Requirements: Return every line of the records below unchanged, leaving out the picture lines.
● ● ●
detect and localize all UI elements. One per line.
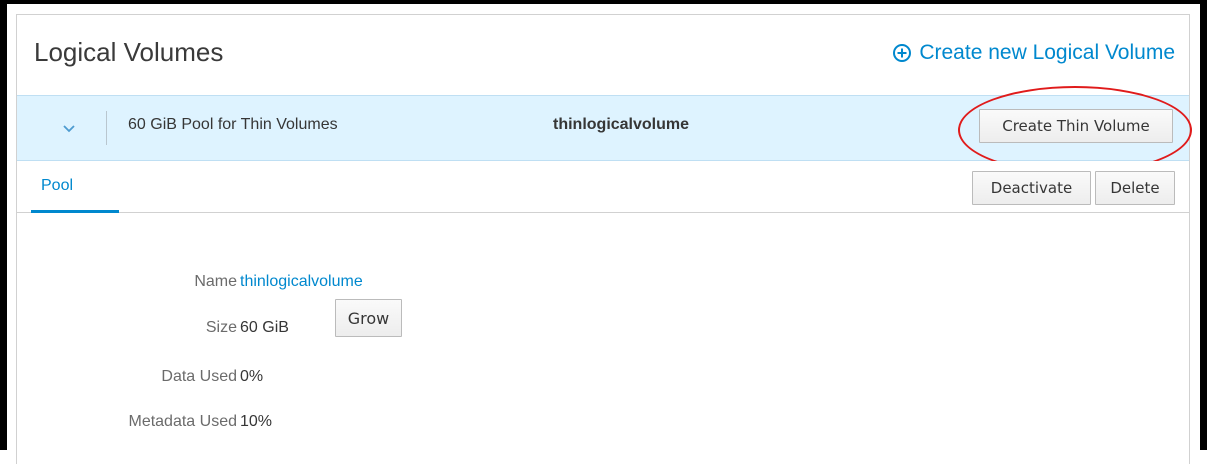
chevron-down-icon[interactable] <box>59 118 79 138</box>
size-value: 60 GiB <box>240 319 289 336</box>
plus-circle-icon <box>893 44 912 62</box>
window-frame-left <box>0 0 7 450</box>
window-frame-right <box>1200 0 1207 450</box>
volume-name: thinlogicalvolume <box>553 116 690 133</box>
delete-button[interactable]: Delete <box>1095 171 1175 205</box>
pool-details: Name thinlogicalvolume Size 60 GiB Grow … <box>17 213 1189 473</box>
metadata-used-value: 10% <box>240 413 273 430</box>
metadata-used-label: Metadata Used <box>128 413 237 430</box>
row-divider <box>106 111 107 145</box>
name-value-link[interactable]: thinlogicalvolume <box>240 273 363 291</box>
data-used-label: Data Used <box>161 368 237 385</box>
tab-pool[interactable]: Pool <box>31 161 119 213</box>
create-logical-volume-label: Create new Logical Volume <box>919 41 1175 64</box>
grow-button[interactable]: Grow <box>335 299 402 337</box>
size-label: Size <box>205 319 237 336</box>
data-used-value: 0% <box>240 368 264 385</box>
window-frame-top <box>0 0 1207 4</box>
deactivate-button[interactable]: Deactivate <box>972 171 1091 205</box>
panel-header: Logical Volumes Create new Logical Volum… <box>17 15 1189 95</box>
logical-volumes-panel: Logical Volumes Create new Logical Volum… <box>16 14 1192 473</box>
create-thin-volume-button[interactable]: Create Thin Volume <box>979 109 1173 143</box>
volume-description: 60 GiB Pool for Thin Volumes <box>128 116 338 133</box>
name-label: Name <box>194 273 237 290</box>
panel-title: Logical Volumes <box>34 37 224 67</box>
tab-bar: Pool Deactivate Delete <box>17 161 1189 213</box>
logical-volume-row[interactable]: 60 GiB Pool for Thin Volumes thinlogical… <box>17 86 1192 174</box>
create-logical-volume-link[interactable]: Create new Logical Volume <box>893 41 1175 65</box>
● ● ●
Exercise response:
detect and localize all UI elements. One per line.
chevron-down-icon[interactable] <box>59 118 79 138</box>
size-value: 60 GiB <box>240 319 289 336</box>
plus-circle-icon <box>893 44 912 62</box>
window-frame-left <box>0 0 7 450</box>
window-frame-right <box>1200 0 1207 450</box>
volume-name: thinlogicalvolume <box>553 116 690 133</box>
delete-button[interactable]: Delete <box>1095 171 1175 205</box>
pool-details: Name thinlogicalvolume Size 60 GiB Grow … <box>17 213 1189 473</box>
metadata-used-value: 10% <box>240 413 273 430</box>
metadata-used-label: Metadata Used <box>128 413 237 430</box>
row-divider <box>106 111 107 145</box>
name-value-link[interactable]: thinlogicalvolume <box>240 273 363 291</box>
data-used-label: Data Used <box>161 368 237 385</box>
tab-pool[interactable]: Pool <box>31 161 119 213</box>
create-logical-volume-label: Create new Logical Volume <box>919 41 1175 64</box>
grow-button[interactable]: Grow <box>335 299 402 337</box>
size-label: Size <box>205 319 237 336</box>
data-used-value: 0% <box>240 368 264 385</box>
window-frame-top <box>0 0 1207 4</box>
deactivate-button[interactable]: Deactivate <box>972 171 1091 205</box>
panel-header: Logical Volumes Create new Logical Volum… <box>17 15 1189 95</box>
logical-volumes-panel: Logical Volumes Create new Logical Volum… <box>16 14 1192 473</box>
create-thin-volume-button[interactable]: Create Thin Volume <box>979 109 1173 143</box>
volume-description: 60 GiB Pool for Thin Volumes <box>128 116 338 133</box>
name-label: Name <box>194 273 237 290</box>
panel-title: Logical Volumes <box>34 37 224 67</box>
tab-bar: Pool Deactivate Delete <box>17 161 1189 213</box>
logical-volume-row[interactable]: 60 GiB Pool for Thin Volumes thinlogical… <box>17 86 1192 174</box>
create-logical-volume-link[interactable]: Create new Logical Volume <box>893 41 1175 65</box>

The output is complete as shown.